= REQUIRED TASK 1 =
In the listing below, rewrite the stretch from the line containing "nav-item-contact[interactable]: CONTACT (1369, 40, 1453, 56)" through the line containing "cta-line-1: COMMANDER (1208, 741, 1368, 767)" as a JSON list of strings, with one string per line and blank lines omitted.
====== EXCERPTED TEXT ======
When the data is large, both in terms of the number of observations and the number of variables, Corrgram tend to be used to visually explore and analyse the structure and the patterns of relations among variables. It is designed based on two main schemes:

  • Rendering the value of a correlation to depict its sign and magnitude, and

  • Reordering the variables in a correlation matrix so that “similar” variables are positioned adjacently, facilitating perception.

11.2 Getting Started

11.2.1 Install and load the required r libraries

Install and load the the required R packages. The name and function of the new package that will be used for this exercise is as follow:

  • corrplot : for creating correlation matrices and correlation plots
Show the code
pacman::p_load(corrplot, ggstatsplot, tidyverse)

11.2.2 Import the data

We will use the Wine Quality Data Set of UCI Machine Learning Repository. The data set consists of 13 variables and 6497 observations. For this exercise, we have combined the red wine and white wine data into one data file. It is called wine_quality and is in csv file format.

Show the code
wine <- read_csv("data/wine_quality.csv", show_col_types = FALSE)

11.3 Building Correlation Matrix with pairs()function

We can create a scatterplot matrix by using the pairs function of R Graphics.

Show the code
pairs(wine[,1:11])

The required input of pairs() can be a matrix or data frame.
======
= REQUIRED TASK 2 =
According to the excerpt on correlation matrices, how many variables and observations does the Wine Quality Data Set contain?
====== SUPPLIED DATA ======
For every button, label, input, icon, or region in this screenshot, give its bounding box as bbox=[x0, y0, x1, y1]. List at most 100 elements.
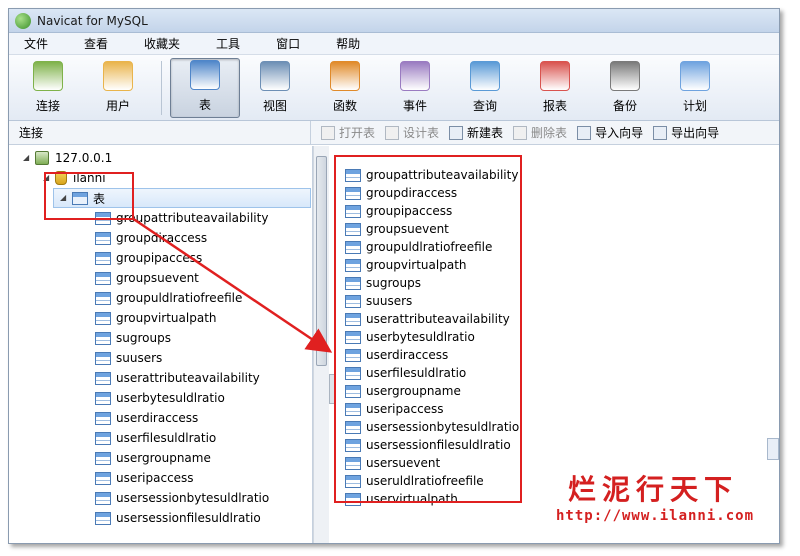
toolbar-button-label: 查询 bbox=[472, 98, 497, 113]
toolbar-button[interactable]: 事件 bbox=[380, 58, 450, 118]
user-icon bbox=[103, 60, 133, 91]
schedule-icon bbox=[680, 60, 710, 91]
menu-bar: 文件 查看 收藏夹 工具 窗口 帮助 bbox=[9, 33, 779, 55]
object-toolbar-button[interactable]: 设计表 bbox=[385, 124, 439, 141]
table-action-icon bbox=[513, 125, 528, 140]
toolbar-button[interactable]: 连接 bbox=[13, 58, 83, 118]
object-list-item[interactable]: usersuevent bbox=[345, 454, 440, 472]
object-list-item[interactable]: usergroupname bbox=[345, 382, 461, 400]
tree-table-item[interactable]: userdiraccess bbox=[95, 408, 198, 428]
tree-table-item[interactable]: groupdiraccess bbox=[95, 228, 207, 248]
table-name: groupuldlratiofreefile bbox=[116, 291, 243, 305]
object-list-item[interactable]: sugroups bbox=[345, 274, 421, 292]
object-toolbar-button[interactable]: 新建表 bbox=[449, 124, 503, 141]
tree-scrollbar[interactable] bbox=[313, 146, 329, 543]
app-window: Navicat for MySQL 文件 查看 收藏夹 工具 窗口 帮助 连接 用户表视图函… bbox=[8, 8, 780, 544]
table-name: usersuevent bbox=[366, 456, 441, 470]
object-list-item[interactable]: groupuldlratiofreefile bbox=[345, 238, 492, 256]
table-name: groupdiraccess bbox=[116, 231, 208, 245]
object-list-item[interactable]: usersessionbytesuldlratio bbox=[345, 418, 519, 436]
toolbar-button[interactable]: 计划 bbox=[660, 58, 730, 118]
toolbar-button[interactable]: 报表 bbox=[520, 58, 590, 118]
table-name: useripaccess bbox=[366, 402, 444, 416]
tree-table-item[interactable]: groupipaccess bbox=[95, 248, 202, 268]
object-list-item[interactable]: groupsuevent bbox=[345, 220, 449, 238]
object-list-item[interactable]: userbytesuldlratio bbox=[345, 328, 475, 346]
object-toolbar-button[interactable]: 导出向导 bbox=[653, 124, 719, 141]
tree-table-item[interactable]: groupsuevent bbox=[95, 268, 199, 288]
tree-table-item[interactable]: usersessionfilesuldlratio bbox=[95, 508, 261, 528]
tree-server[interactable]: ◢ 127.0.0.1 bbox=[23, 148, 112, 168]
menu-item[interactable]: 工具 bbox=[205, 35, 251, 52]
expand-icon[interactable]: ◢ bbox=[43, 174, 51, 182]
table-action-icon bbox=[321, 125, 335, 140]
tree-table-item[interactable]: groupuldlratiofreefile bbox=[95, 288, 242, 308]
table-icon bbox=[345, 294, 361, 308]
table-icon bbox=[95, 411, 111, 425]
table-icon bbox=[95, 391, 111, 405]
table-icon bbox=[95, 491, 111, 505]
tree-database[interactable]: ◢ ilanni bbox=[43, 168, 106, 188]
menu-item[interactable]: 收藏夹 bbox=[133, 35, 191, 52]
object-list-item[interactable]: usersessionfilesuldlratio bbox=[345, 436, 511, 454]
object-list-item[interactable]: userattributeavailability bbox=[345, 310, 510, 328]
table-name: userdiraccess bbox=[366, 348, 449, 362]
tree-table-item[interactable]: userattributeavailability bbox=[95, 368, 260, 388]
tree-table-item[interactable]: usergroupname bbox=[95, 448, 211, 468]
table-name: userfilesuldlratio bbox=[366, 366, 467, 380]
tables-folder-label: 表 bbox=[93, 191, 106, 206]
object-list-item[interactable]: groupattributeavailability bbox=[345, 166, 518, 184]
tree-table-item[interactable]: useripaccess bbox=[95, 468, 194, 488]
table-icon bbox=[95, 351, 111, 365]
table-icon bbox=[95, 511, 111, 525]
object-list-item[interactable]: userdiraccess bbox=[345, 346, 448, 364]
object-list-item[interactable]: useripaccess bbox=[345, 400, 444, 418]
expand-icon[interactable]: ◢ bbox=[60, 194, 68, 202]
object-toolbar-button[interactable]: 打开表 bbox=[321, 124, 375, 141]
side-panel-icon[interactable] bbox=[767, 438, 779, 460]
menu-item[interactable]: 窗口 bbox=[265, 35, 311, 52]
toolbar-button-label: 函数 bbox=[332, 98, 357, 113]
table-name: groupsuevent bbox=[116, 271, 199, 285]
toolbar-button[interactable]: 表 bbox=[170, 57, 240, 118]
toolbar-button-label: 事件 bbox=[402, 98, 427, 113]
table-name: userbytesuldlratio bbox=[366, 330, 475, 344]
tree-table-item[interactable]: usersessionbytesuldlratio bbox=[95, 488, 269, 508]
server-label: 127.0.0.1 bbox=[55, 151, 113, 165]
table-name: sugroups bbox=[366, 276, 421, 290]
menu-item[interactable]: 帮助 bbox=[325, 35, 371, 52]
tree-table-item[interactable]: userfilesuldlratio bbox=[95, 428, 216, 448]
table-icon bbox=[95, 331, 111, 345]
table-name: groupuldlratiofreefile bbox=[366, 240, 493, 254]
tree-table-item[interactable]: sugroups bbox=[95, 328, 171, 348]
menu-item[interactable]: 文件 bbox=[13, 35, 59, 52]
toolbar-button-label: 报表 bbox=[542, 98, 567, 113]
object-list-item[interactable]: uservirtualpath bbox=[345, 490, 458, 508]
tree-tables-folder[interactable]: ◢ 表 bbox=[53, 188, 311, 208]
object-list-item[interactable]: userfilesuldlratio bbox=[345, 364, 466, 382]
object-list-item[interactable]: suusers bbox=[345, 292, 412, 310]
tree-table-item[interactable]: groupvirtualpath bbox=[95, 308, 217, 328]
toolbar-button[interactable]: 函数 bbox=[310, 58, 380, 118]
object-list-item[interactable]: groupipaccess bbox=[345, 202, 452, 220]
toolbar-button[interactable]: 备份 bbox=[590, 58, 660, 118]
table-name: groupvirtualpath bbox=[116, 311, 217, 325]
object-list-item[interactable]: groupvirtualpath bbox=[345, 256, 467, 274]
table-icon bbox=[345, 402, 361, 416]
database-icon bbox=[55, 171, 67, 185]
tree-table-item[interactable]: userbytesuldlratio bbox=[95, 388, 225, 408]
object-list-item[interactable]: useruldlratiofreefile bbox=[345, 472, 484, 490]
object-list-item[interactable]: groupdiraccess bbox=[345, 184, 457, 202]
object-toolbar-button[interactable]: 导入向导 bbox=[577, 124, 643, 141]
object-toolbar-button[interactable]: 删除表 bbox=[513, 124, 567, 141]
title-bar: Navicat for MySQL bbox=[9, 9, 779, 33]
scrollbar-thumb[interactable] bbox=[316, 156, 327, 366]
toolbar-button[interactable]: 视图 bbox=[240, 58, 310, 118]
expand-icon[interactable]: ◢ bbox=[23, 154, 31, 162]
tree-table-item[interactable]: groupattributeavailability bbox=[95, 208, 268, 228]
tree-table-item[interactable]: suusers bbox=[95, 348, 162, 368]
menu-item[interactable]: 查看 bbox=[73, 35, 119, 52]
table-action-icon bbox=[449, 125, 464, 140]
toolbar-button[interactable]: 用户 bbox=[83, 58, 153, 118]
toolbar-button[interactable]: 查询 bbox=[450, 58, 520, 118]
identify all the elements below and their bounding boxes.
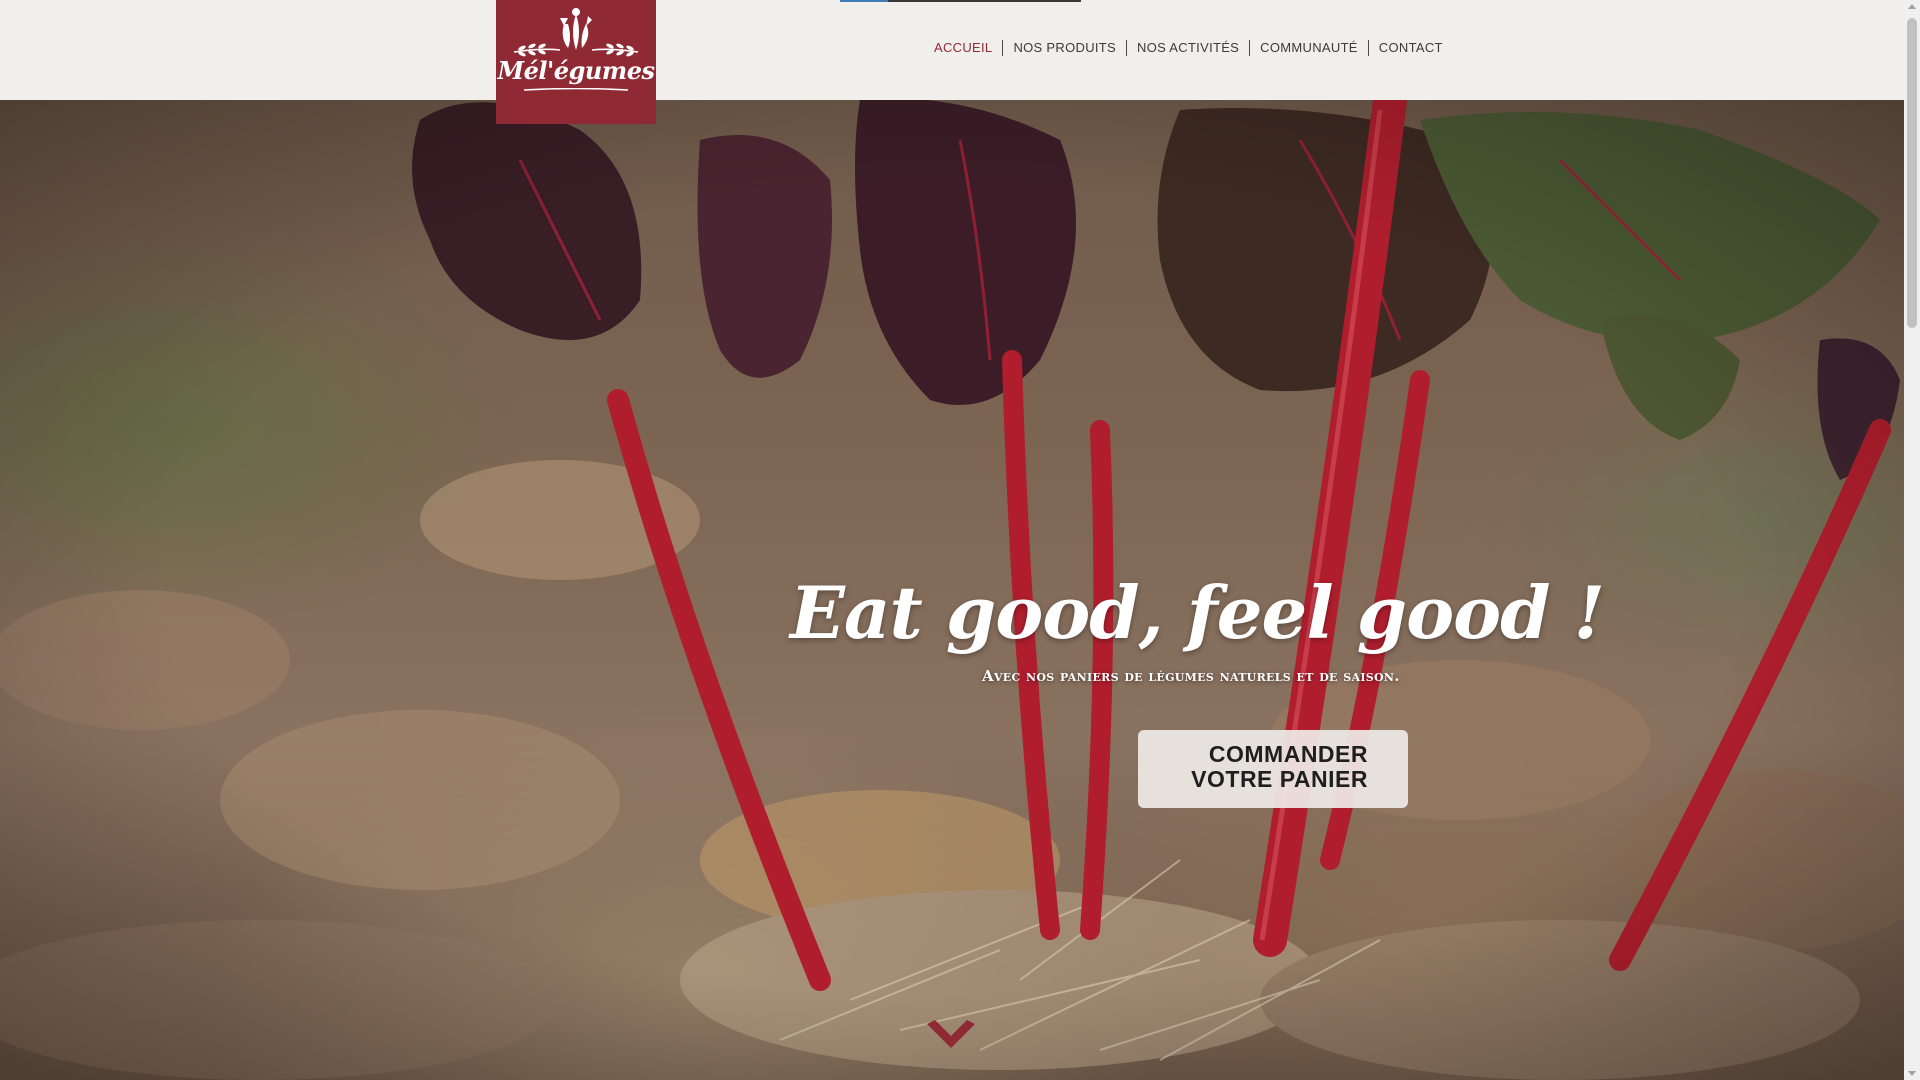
nav-item-contact[interactable]: CONTACT (1369, 40, 1453, 56)
scroll-up-arrow-icon[interactable] (1908, 4, 1916, 9)
cta-line-2: VOTRE PANIER (1191, 766, 1368, 792)
hero-subtitle: Avec nos paniers de légumes naturels et … (982, 667, 1400, 685)
site-header: ACCUEIL NOS PRODUITS NOS ACTIVITÉS COMMU… (0, 0, 1900, 100)
scrollbar-thumb[interactable] (1907, 18, 1917, 328)
scroll-down-arrow-icon[interactable] (1908, 1071, 1916, 1076)
main-nav: ACCUEIL NOS PRODUITS NOS ACTIVITÉS COMMU… (924, 40, 1453, 56)
nav-item-nos-activites[interactable]: NOS ACTIVITÉS (1127, 40, 1249, 56)
nav-item-accueil[interactable]: ACCUEIL (924, 40, 1002, 56)
cta-line-1: COMMANDER (1208, 741, 1368, 767)
order-basket-button[interactable]: COMMANDER VOTRE PANIER (1138, 730, 1408, 808)
top-progress-accent (840, 0, 888, 2)
nav-item-nos-produits[interactable]: NOS PRODUITS (1003, 40, 1126, 56)
logo-wordmark: Mél'égumes (497, 56, 655, 85)
hero-title: Eat good, feel good ! (790, 570, 1605, 655)
chevron-down-icon[interactable] (925, 1020, 977, 1054)
page-scrollbar[interactable] (1904, 0, 1920, 1080)
logo-underline (523, 88, 629, 91)
nav-item-communaute[interactable]: COMMUNAUTÉ (1250, 40, 1368, 56)
site-logo[interactable]: Mél'égumes (496, 0, 656, 124)
vegetable-bouquet-icon (513, 8, 639, 57)
hero-section: Eat good, feel good ! Avec nos paniers d… (0, 100, 1904, 1080)
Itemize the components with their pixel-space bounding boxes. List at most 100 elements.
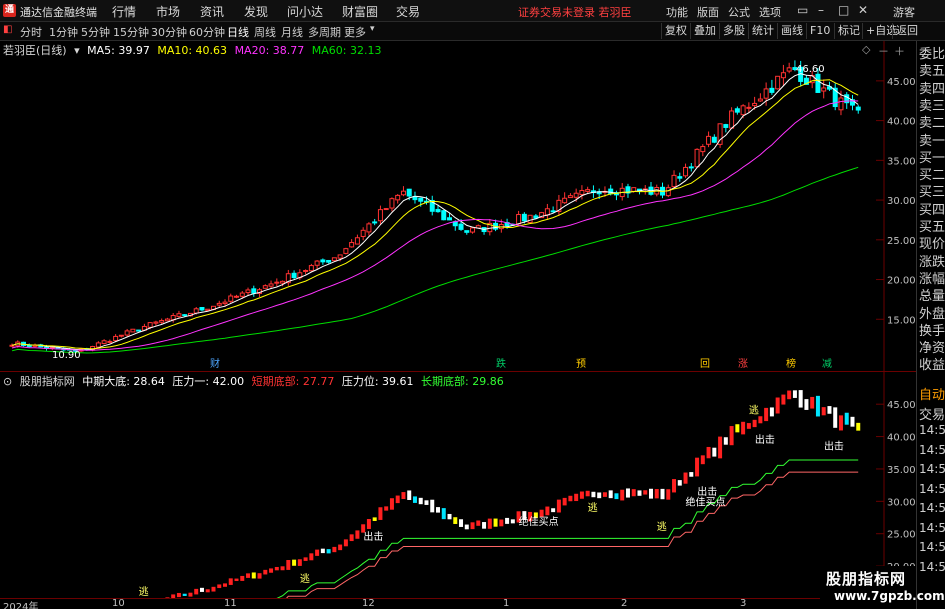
candle-body [314, 260, 320, 266]
menu-function[interactable]: 功能 [666, 4, 688, 20]
time-tick: 2024年 [3, 602, 39, 609]
panel-zoom-in-icon[interactable]: ＋ [894, 43, 905, 59]
period-15min[interactable]: 15分钟 [113, 24, 149, 40]
indicator-chart[interactable]: 45.0040.0035.0030.0025.0020.00逃逃逃逃逃出击出击出… [0, 372, 916, 599]
candle-body [585, 189, 591, 192]
period-1min[interactable]: 1分钟 [49, 24, 78, 40]
sidebar-item[interactable]: 卖二 [919, 112, 945, 131]
indicator-name[interactable]: 股朋指标网 [20, 375, 75, 388]
signal-bar [303, 557, 308, 561]
menu-ask[interactable]: 问小达 [287, 3, 323, 20]
period-more[interactable]: 更多 [344, 24, 366, 40]
sidebar-item[interactable]: 涨跌 [919, 251, 945, 270]
kline-panel[interactable]: 45.00 40.00 35.00 30.00 25.00 20.00 15.00 46.60… [0, 41, 916, 371]
tool-draw[interactable]: 画线 [777, 23, 806, 39]
candle-body [694, 148, 700, 168]
menu-layout[interactable]: 版面 [697, 4, 719, 20]
candle-body [544, 208, 550, 216]
tool-overlay[interactable]: 叠加 [690, 23, 719, 39]
candle-body [147, 322, 153, 328]
sidebar-toggle-icon[interactable]: ◧ [3, 24, 12, 35]
candle-body [337, 254, 343, 259]
tool-multi-stock[interactable]: 多股 [719, 23, 748, 39]
period-30min[interactable]: 30分钟 [151, 24, 187, 40]
sidebar-item[interactable]: 买三 [919, 181, 945, 200]
menu-options[interactable]: 选项 [759, 4, 781, 20]
signal-bar [251, 572, 256, 579]
sidebar-item[interactable]: 净资 [919, 337, 945, 356]
menu-trade[interactable]: 交易 [396, 3, 420, 20]
menu-market[interactable]: 市场 [156, 3, 180, 20]
sidebar-item[interactable]: 买五 [919, 216, 945, 235]
candle-body [153, 321, 159, 324]
candle-body [331, 257, 337, 262]
signal-bar [194, 588, 199, 595]
signal-bar [579, 491, 584, 499]
candle-body [400, 190, 406, 196]
period-intraday[interactable]: 分时 [20, 24, 42, 40]
sidebar-item[interactable]: 买二 [919, 164, 945, 183]
sidebar-item[interactable]: 委比 [919, 43, 945, 62]
signal-bar [574, 493, 579, 502]
ma-legend: 若羽臣(日线) ▾ MA5: 39.97 MA10: 40.63 MA20: 3… [3, 42, 386, 58]
tool-back[interactable]: 返回 [892, 23, 921, 39]
signal-bar [723, 437, 728, 445]
tool-mark[interactable]: 标记 [834, 23, 863, 39]
candle-body [688, 166, 694, 169]
period-weekly[interactable]: 周线 [254, 24, 276, 40]
candle-body [729, 110, 735, 129]
signal-bar [389, 498, 394, 510]
short-bottom-value: 短期底部: 27.77 [251, 375, 335, 388]
candle-body [268, 283, 274, 287]
sidebar-item[interactable]: 现价 [919, 233, 945, 252]
signal-bar [464, 524, 469, 530]
menu-wealth[interactable]: 财富圈 [342, 3, 378, 20]
sidebar-item[interactable]: 收益 [919, 354, 945, 373]
signal-bar [689, 472, 694, 477]
signal-bar [505, 517, 510, 524]
signal-bar [672, 479, 677, 493]
period-multi[interactable]: 多周期 [308, 24, 341, 40]
signal-bar [188, 592, 193, 597]
sidebar-item[interactable]: 涨幅 [919, 268, 945, 287]
ma-dropdown-icon[interactable]: ▾ [74, 44, 80, 57]
menu-discover[interactable]: 发现 [244, 3, 268, 20]
maximize-icon[interactable]: □ [838, 3, 849, 17]
close-icon[interactable]: ✕ [858, 3, 868, 17]
menu-formula[interactable]: 公式 [728, 4, 750, 20]
candle-body [562, 197, 568, 204]
menu-expand-icon[interactable]: ▭ [797, 3, 808, 17]
sidebar-item[interactable]: 买一 [919, 147, 945, 166]
sidebar-item[interactable]: 卖三 [919, 95, 945, 114]
period-monthly[interactable]: 月线 [281, 24, 303, 40]
menu-quotes[interactable]: 行情 [112, 3, 136, 20]
menu-news[interactable]: 资讯 [200, 3, 224, 20]
sidebar-item[interactable]: 换手 [919, 320, 945, 339]
candle-body [193, 308, 199, 314]
indicator-panel[interactable]: 45.0040.0035.0030.0025.0020.00逃逃逃逃逃出击出击出… [0, 371, 916, 599]
minimize-icon[interactable]: – [818, 3, 824, 17]
sidebar-item[interactable]: 外盘 [919, 303, 945, 322]
sidebar-item[interactable]: 卖五 [919, 60, 945, 79]
period-5min[interactable]: 5分钟 [81, 24, 110, 40]
panel-zoom-out-icon[interactable]: － [878, 43, 889, 59]
sidebar-item[interactable]: 卖四 [919, 78, 945, 97]
sidebar-item[interactable]: 总量 [919, 285, 945, 304]
tick-time: 14:56 [919, 423, 945, 437]
period-60min[interactable]: 60分钟 [189, 24, 225, 40]
candle-body [786, 67, 792, 72]
indicator-settings-icon[interactable]: ⊙ [3, 375, 12, 388]
candle-body [164, 318, 170, 322]
kline-chart[interactable]: 45.00 40.00 35.00 30.00 25.00 20.00 15.00 46.60… [0, 41, 916, 371]
more-dropdown-icon[interactable]: ▾ [370, 24, 375, 34]
sidebar-item[interactable]: 卖一 [919, 130, 945, 149]
tool-f10[interactable]: F10 [806, 23, 833, 39]
trade-label[interactable]: 交易 [919, 404, 945, 423]
auto-trade-toggle[interactable]: 自动 [919, 384, 945, 403]
tool-adjust[interactable]: 复权 [661, 23, 690, 39]
period-daily[interactable]: 日线 [227, 24, 249, 40]
tool-stats[interactable]: 统计 [748, 23, 777, 39]
guest-user[interactable]: 游客 [893, 4, 915, 20]
panel-settings-icon[interactable]: ◇ [862, 43, 870, 56]
sidebar-item[interactable]: 买四 [919, 199, 945, 218]
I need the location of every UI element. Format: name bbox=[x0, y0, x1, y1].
======
= WRITTEN SOLUTION 1 =
[
  "nav-item-contact[interactable]: CONTACT (1369, 40, 1453, 56)",
  "scroll-up-arrow-icon[interactable] (1908, 4, 1916, 9)",
  "cta-line-2: VOTRE PANIER (1191, 766, 1368, 792)",
  "hero-subtitle: Avec nos paniers de légumes naturels et … (982, 667, 1400, 685)",
  "site-header: ACCUEIL NOS PRODUITS NOS ACTIVITÉS COMMU… (0, 0, 1900, 100)",
  "scrollbar-thumb[interactable] (1907, 18, 1917, 328)",
  "scroll-down-arrow-icon[interactable] (1908, 1071, 1916, 1076)",
  "main-nav: ACCUEIL NOS PRODUITS NOS ACTIVITÉS COMMU… (924, 40, 1453, 56)",
  "nav-item-nos-activites[interactable]: NOS ACTIVITÉS (1127, 40, 1249, 56)",
  "nav-item-accueil[interactable]: ACCUEIL (924, 40, 1002, 56)",
  "cta-line-1: COMMANDER (1208, 741, 1368, 767)"
]

= WRITTEN SOLUTION 2 =
13 variables and 6497 observations.